[Layout element entries]

====

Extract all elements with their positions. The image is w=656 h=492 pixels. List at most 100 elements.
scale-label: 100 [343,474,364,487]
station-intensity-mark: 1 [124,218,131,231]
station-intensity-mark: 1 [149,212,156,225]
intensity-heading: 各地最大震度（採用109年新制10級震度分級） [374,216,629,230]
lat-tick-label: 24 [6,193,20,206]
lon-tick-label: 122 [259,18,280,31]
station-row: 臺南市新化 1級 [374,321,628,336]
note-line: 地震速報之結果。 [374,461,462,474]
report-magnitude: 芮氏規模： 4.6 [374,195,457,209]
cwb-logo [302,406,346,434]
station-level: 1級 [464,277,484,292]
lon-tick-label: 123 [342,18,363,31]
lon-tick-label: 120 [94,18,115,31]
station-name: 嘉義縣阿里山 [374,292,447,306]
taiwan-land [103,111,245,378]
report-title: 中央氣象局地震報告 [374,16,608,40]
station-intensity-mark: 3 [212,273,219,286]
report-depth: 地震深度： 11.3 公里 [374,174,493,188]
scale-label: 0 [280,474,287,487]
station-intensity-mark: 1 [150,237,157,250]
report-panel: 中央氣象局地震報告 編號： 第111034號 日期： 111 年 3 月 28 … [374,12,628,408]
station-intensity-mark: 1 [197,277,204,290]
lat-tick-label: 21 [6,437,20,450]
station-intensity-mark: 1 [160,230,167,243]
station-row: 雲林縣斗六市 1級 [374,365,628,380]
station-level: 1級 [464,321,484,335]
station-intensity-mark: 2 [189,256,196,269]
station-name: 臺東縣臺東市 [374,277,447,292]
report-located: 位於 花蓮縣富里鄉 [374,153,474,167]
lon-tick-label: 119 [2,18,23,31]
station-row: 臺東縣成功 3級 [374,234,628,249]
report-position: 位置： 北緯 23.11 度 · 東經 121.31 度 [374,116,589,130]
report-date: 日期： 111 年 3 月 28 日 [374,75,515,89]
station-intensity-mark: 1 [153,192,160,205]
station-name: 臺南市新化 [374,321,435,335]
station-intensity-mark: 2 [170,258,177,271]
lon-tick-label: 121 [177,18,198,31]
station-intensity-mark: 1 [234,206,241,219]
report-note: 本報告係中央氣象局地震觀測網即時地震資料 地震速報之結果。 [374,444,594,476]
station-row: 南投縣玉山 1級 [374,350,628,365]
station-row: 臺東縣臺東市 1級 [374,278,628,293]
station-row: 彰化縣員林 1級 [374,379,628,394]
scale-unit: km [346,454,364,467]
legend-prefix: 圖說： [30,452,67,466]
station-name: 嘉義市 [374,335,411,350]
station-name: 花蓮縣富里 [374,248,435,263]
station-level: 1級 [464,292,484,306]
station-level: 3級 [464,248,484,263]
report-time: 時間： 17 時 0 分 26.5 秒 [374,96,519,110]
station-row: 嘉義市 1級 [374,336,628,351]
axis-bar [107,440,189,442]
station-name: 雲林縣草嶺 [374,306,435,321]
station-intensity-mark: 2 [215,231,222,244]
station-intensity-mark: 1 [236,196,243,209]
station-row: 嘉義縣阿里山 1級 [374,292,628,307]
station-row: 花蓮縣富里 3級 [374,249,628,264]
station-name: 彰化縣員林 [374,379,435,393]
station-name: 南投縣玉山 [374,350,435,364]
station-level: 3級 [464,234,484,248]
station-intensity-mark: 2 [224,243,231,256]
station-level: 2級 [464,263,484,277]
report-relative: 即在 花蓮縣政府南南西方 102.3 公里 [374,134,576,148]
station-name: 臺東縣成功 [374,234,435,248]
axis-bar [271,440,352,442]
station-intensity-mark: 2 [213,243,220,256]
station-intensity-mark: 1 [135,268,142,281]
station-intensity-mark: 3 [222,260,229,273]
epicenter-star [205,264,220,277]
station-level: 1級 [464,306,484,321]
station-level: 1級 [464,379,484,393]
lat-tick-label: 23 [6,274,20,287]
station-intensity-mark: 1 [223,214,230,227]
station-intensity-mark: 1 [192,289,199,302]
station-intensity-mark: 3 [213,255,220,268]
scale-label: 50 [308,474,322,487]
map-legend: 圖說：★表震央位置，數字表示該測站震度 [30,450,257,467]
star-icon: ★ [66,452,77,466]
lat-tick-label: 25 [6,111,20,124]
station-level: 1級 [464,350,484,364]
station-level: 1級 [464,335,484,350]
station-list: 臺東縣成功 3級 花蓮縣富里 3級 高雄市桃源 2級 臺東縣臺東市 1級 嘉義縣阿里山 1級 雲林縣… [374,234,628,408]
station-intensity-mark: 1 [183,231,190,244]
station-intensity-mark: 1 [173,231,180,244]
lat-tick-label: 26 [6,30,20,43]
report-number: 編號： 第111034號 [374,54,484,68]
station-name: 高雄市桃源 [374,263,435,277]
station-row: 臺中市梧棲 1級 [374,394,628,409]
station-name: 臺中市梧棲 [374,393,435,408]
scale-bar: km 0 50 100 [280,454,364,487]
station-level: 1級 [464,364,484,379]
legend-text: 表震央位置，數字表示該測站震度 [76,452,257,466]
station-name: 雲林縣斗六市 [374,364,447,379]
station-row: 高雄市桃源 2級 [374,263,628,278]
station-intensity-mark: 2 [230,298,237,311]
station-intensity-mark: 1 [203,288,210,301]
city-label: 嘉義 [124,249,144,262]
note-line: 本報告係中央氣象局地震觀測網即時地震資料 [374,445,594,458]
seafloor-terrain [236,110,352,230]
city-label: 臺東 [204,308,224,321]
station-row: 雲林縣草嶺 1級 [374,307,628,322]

====

■ What is expected: Retype the records from their first line through the line containing "station-name: 臺東縣臺東市 [374,277,447,292]", keeping each line unchanged.

■ Written answer:
Extract all elements with their positions. The image is w=656 h=492 pixels. List at most 100 elements.
scale-label: 100 [343,474,364,487]
station-intensity-mark: 1 [124,218,131,231]
station-intensity-mark: 1 [149,212,156,225]
intensity-heading: 各地最大震度（採用109年新制10級震度分級） [374,216,629,230]
lat-tick-label: 24 [6,193,20,206]
lon-tick-label: 122 [259,18,280,31]
station-row: 臺南市新化 1級 [374,321,628,336]
note-line: 地震速報之結果。 [374,461,462,474]
report-magnitude: 芮氏規模： 4.6 [374,195,457,209]
cwb-logo [302,406,346,434]
station-level: 1級 [464,277,484,292]
lon-tick-label: 123 [342,18,363,31]
lon-tick-label: 120 [94,18,115,31]
station-name: 嘉義縣阿里山 [374,292,447,306]
taiwan-land [103,111,245,378]
report-title: 中央氣象局地震報告 [374,16,608,40]
station-intensity-mark: 3 [212,273,219,286]
report-depth: 地震深度： 11.3 公里 [374,174,493,188]
scale-label: 0 [280,474,287,487]
station-intensity-mark: 1 [150,237,157,250]
report-panel: 中央氣象局地震報告 編號： 第111034號 日期： 111 年 3 月 28 … [374,12,628,408]
station-intensity-mark: 1 [197,277,204,290]
lat-tick-label: 21 [6,437,20,450]
station-intensity-mark: 1 [160,230,167,243]
station-row: 雲林縣斗六市 1級 [374,365,628,380]
station-level: 1級 [464,321,484,335]
station-intensity-mark: 2 [189,256,196,269]
station-name: 臺東縣臺東市 [374,277,447,292]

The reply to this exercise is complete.